Collected data entries

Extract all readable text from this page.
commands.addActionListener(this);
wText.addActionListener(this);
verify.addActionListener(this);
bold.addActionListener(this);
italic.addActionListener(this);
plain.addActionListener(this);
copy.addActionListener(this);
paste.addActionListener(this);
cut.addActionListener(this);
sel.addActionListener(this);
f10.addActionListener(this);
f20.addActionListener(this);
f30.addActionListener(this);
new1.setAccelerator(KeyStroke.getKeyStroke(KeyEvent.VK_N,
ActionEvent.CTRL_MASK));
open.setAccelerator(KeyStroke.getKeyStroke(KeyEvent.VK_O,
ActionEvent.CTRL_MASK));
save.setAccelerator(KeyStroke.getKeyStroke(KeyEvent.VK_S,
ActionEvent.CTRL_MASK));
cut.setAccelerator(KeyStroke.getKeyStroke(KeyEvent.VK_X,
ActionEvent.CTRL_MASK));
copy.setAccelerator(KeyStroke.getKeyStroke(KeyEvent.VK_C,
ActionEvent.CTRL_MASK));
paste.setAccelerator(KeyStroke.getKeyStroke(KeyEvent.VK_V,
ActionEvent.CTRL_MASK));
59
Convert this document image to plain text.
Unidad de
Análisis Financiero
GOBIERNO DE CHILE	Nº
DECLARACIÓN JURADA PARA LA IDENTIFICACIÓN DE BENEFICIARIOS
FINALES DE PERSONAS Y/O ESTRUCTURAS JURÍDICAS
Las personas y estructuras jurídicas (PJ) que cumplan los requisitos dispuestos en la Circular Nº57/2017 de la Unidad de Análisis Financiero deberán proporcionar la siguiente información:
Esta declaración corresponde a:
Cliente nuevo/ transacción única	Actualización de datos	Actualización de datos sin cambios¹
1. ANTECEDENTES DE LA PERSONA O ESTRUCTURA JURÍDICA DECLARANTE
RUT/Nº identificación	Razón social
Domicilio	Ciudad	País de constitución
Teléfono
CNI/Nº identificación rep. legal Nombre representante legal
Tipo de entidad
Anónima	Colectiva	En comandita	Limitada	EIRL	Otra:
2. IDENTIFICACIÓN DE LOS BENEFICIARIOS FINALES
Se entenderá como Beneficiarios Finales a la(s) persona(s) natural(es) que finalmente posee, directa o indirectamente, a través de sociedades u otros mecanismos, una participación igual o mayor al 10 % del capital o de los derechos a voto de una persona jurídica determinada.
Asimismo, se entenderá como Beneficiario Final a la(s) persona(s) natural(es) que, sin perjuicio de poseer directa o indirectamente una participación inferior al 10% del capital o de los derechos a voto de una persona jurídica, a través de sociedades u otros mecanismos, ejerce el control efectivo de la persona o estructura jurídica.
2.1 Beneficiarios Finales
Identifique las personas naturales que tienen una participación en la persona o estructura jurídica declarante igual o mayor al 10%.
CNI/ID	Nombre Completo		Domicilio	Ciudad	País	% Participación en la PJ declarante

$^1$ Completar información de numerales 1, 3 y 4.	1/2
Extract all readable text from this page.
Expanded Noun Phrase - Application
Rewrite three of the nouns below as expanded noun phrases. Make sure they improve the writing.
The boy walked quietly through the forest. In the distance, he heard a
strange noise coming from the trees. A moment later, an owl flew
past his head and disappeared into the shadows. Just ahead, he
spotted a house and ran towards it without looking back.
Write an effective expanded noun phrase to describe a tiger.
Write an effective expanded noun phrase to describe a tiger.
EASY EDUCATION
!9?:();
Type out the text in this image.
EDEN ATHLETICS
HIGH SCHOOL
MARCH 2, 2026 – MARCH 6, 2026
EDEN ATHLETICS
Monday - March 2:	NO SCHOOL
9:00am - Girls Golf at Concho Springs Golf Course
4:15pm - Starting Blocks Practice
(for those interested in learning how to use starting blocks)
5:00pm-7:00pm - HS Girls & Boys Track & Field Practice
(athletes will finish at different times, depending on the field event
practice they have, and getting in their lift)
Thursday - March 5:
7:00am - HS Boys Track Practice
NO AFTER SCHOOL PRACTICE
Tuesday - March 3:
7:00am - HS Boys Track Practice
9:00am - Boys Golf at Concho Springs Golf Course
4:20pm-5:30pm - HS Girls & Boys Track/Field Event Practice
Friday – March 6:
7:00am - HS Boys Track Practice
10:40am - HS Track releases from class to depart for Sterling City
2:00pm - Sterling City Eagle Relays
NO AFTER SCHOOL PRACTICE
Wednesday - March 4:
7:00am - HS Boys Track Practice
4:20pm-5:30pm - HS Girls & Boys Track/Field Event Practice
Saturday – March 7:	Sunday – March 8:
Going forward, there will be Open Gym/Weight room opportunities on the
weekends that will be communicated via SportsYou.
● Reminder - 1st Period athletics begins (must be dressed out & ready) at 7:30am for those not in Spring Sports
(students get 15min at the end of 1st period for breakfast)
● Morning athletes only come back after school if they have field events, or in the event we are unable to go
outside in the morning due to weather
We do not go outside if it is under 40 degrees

INSTRUCTION
From the records given above, copy all lines containing "voto".

COMPLETE ANSWER
Se entenderá como Beneficiarios Finales a la(s) persona(s) natural(es) que finalmente posee, directa o indirectamente, a través de sociedades u otros mecanismos, una participación igual o mayor al 10 % del capital o de los derechos a voto de una persona jurídica determinada.
Asimismo, se entenderá como Beneficiario Final a la(s) persona(s) natural(es) que, sin perjuicio de poseer directa o indirectamente una participación inferior al 10% del capital o de los derechos a voto de una persona jurídica, a través de sociedades u otros mecanismos, ejerce el control efectivo de la persona o estructura jurídica.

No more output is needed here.